▶ **EXERCISE DIRECTIONS**
Emit the entire listing verbatim.

Figure record listings

---

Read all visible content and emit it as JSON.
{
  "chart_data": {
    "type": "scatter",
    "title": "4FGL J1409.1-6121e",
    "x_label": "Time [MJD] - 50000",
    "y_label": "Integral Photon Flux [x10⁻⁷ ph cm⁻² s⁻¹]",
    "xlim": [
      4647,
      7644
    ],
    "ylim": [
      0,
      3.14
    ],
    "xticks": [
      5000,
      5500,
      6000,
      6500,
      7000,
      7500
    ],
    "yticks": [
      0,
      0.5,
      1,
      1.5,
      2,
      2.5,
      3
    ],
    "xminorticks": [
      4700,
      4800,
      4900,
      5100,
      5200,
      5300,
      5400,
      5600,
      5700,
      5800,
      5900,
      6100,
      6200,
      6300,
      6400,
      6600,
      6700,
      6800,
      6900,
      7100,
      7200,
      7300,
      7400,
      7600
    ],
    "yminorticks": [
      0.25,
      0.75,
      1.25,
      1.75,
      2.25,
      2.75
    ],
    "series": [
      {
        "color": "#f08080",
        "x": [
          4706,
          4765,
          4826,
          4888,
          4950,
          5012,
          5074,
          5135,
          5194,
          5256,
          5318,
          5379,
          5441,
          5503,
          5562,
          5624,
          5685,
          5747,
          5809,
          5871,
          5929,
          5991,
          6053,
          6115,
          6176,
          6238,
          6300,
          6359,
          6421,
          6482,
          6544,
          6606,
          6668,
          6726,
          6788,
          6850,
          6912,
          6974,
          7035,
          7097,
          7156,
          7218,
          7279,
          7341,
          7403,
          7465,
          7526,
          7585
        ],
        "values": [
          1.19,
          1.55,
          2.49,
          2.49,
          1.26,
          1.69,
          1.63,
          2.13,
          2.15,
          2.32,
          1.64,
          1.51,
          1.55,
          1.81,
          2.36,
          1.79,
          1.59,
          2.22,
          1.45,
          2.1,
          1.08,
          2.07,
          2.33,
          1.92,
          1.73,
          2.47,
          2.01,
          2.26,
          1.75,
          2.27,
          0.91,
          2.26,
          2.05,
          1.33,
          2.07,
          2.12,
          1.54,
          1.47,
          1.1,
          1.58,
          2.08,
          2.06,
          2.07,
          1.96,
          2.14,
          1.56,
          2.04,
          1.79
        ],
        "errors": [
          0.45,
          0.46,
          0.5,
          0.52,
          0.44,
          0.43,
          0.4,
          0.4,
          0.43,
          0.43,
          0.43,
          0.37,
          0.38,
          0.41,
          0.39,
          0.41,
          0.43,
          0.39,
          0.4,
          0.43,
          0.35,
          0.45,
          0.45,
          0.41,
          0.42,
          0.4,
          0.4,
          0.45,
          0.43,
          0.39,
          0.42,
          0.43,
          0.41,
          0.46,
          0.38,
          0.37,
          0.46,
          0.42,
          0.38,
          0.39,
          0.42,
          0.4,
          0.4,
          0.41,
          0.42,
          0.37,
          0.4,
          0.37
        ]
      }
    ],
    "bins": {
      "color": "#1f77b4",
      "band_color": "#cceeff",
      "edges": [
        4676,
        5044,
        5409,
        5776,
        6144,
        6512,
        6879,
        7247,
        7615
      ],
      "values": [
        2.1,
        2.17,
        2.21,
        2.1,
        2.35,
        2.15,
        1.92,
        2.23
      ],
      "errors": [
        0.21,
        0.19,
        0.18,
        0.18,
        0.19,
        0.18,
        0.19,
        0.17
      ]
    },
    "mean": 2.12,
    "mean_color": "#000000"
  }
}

---

▶ **EXERCISE ANSWER**
Read all visible content and emit it as JSON.
{
  "chart_data": {
    "type": "scatter",
    "title": "4FGL J1409.1-6121e",
    "x_label": "Time [MJD] - 50000",
    "y_label": "Integral Photon Flux [x10⁻⁷ ph cm⁻² s⁻¹]",
    "xlim": [
      4647,
      7644
    ],
    "ylim": [
      0,
      3.14
    ],
    "xticks": [
      5000,
      5500,
      6000,
      6500,
      7000,
      7500
    ],
    "yticks": [
      0,
      0.5,
      1,
      1.5,
      2,
      2.5,
      3
    ],
    "xminorticks": [
      4700,
      4800,
      4900,
      5100,
      5200,
      5300,
      5400,
      5600,
      5700,
      5800,
      5900,
      6100,
      6200,
      6300,
      6400,
      6600,
      6700,
      6800,
      6900,
      7100,
      7200,
      7300,
      7400,
      7600
    ],
    "yminorticks": [
      0.25,
      0.75,
      1.25,
      1.75,
      2.25,
      2.75
    ],
    "series": [
      {
        "color": "#f08080",
        "x": [
          4706,
          4765,
          4826,
          4888,
          4950,
          5012,
          5074,
          5135,
          5194,
          5256,
          5318,
          5379,
          5441,
          5503,
          5562,
          5624,
          5685,
          5747,
          5809,
          5871,
          5929,
          5991,
          6053,
          6115,
          6176,
          6238,
          6300,
          6359,
          6421,
          6482,
          6544,
          6606,
          6668,
          6726,
          6788,
          6850,
          6912,
          6974,
          7035,
          7097,
          7156,
          7218,
          7279,
          7341,
          7403,
          7465,
          7526,
          7585
        ],
        "values": [
          1.19,
          1.55,
          2.49,
          2.49,
          1.26,
          1.69,
          1.63,
          2.13,
          2.15,
          2.32,
          1.64,
          1.51,
          1.55,
          1.81,
          2.36,
          1.79,
          1.59,
          2.22,
          1.45,
          2.1,
          1.08,
          2.07,
          2.33,
          1.92,
          1.73,
          2.47,
          2.01,
          2.26,
          1.75,
          2.27,
          0.91,
          2.26,
          2.05,
          1.33,
          2.07,
          2.12,
          1.54,
          1.47,
          1.1,
          1.58,
          2.08,
          2.06,
          2.07,
          1.96,
          2.14,
          1.56,
          2.04,
          1.79
        ],
        "errors": [
          0.45,
          0.46,
          0.5,
          0.52,
          0.44,
          0.43,
          0.4,
          0.4,
          0.43,
          0.43,
          0.43,
          0.37,
          0.38,
          0.41,
          0.39,
          0.41,
          0.43,
          0.39,
          0.4,
          0.43,
          0.35,
          0.45,
          0.45,
          0.41,
          0.42,
          0.4,
          0.4,
          0.45,
          0.43,
          0.39,
          0.42,
          0.43,
          0.41,
          0.46,
          0.38,
          0.37,
          0.46,
          0.42,
          0.38,
          0.39,
          0.42,
          0.4,
          0.4,
          0.41,
          0.42,
          0.37,
          0.4,
          0.37
        ]
      }
    ],
    "bins": {
      "color": "#1f77b4",
      "band_color": "#cceeff",
      "edges": [
        4676,
        5044,
        5409,
        5776,
        6144,
        6512,
        6879,
        7247,
        7615
      ],
      "values": [
        2.1,
        2.17,
        2.21,
        2.1,
        2.35,
        2.15,
        1.92,
        2.23
      ],
      "errors": [
        0.21,
        0.19,
        0.18,
        0.18,
        0.19,
        0.18,
        0.19,
        0.17
      ]
    },
    "mean": 2.12,
    "mean_color": "#000000"
  }
}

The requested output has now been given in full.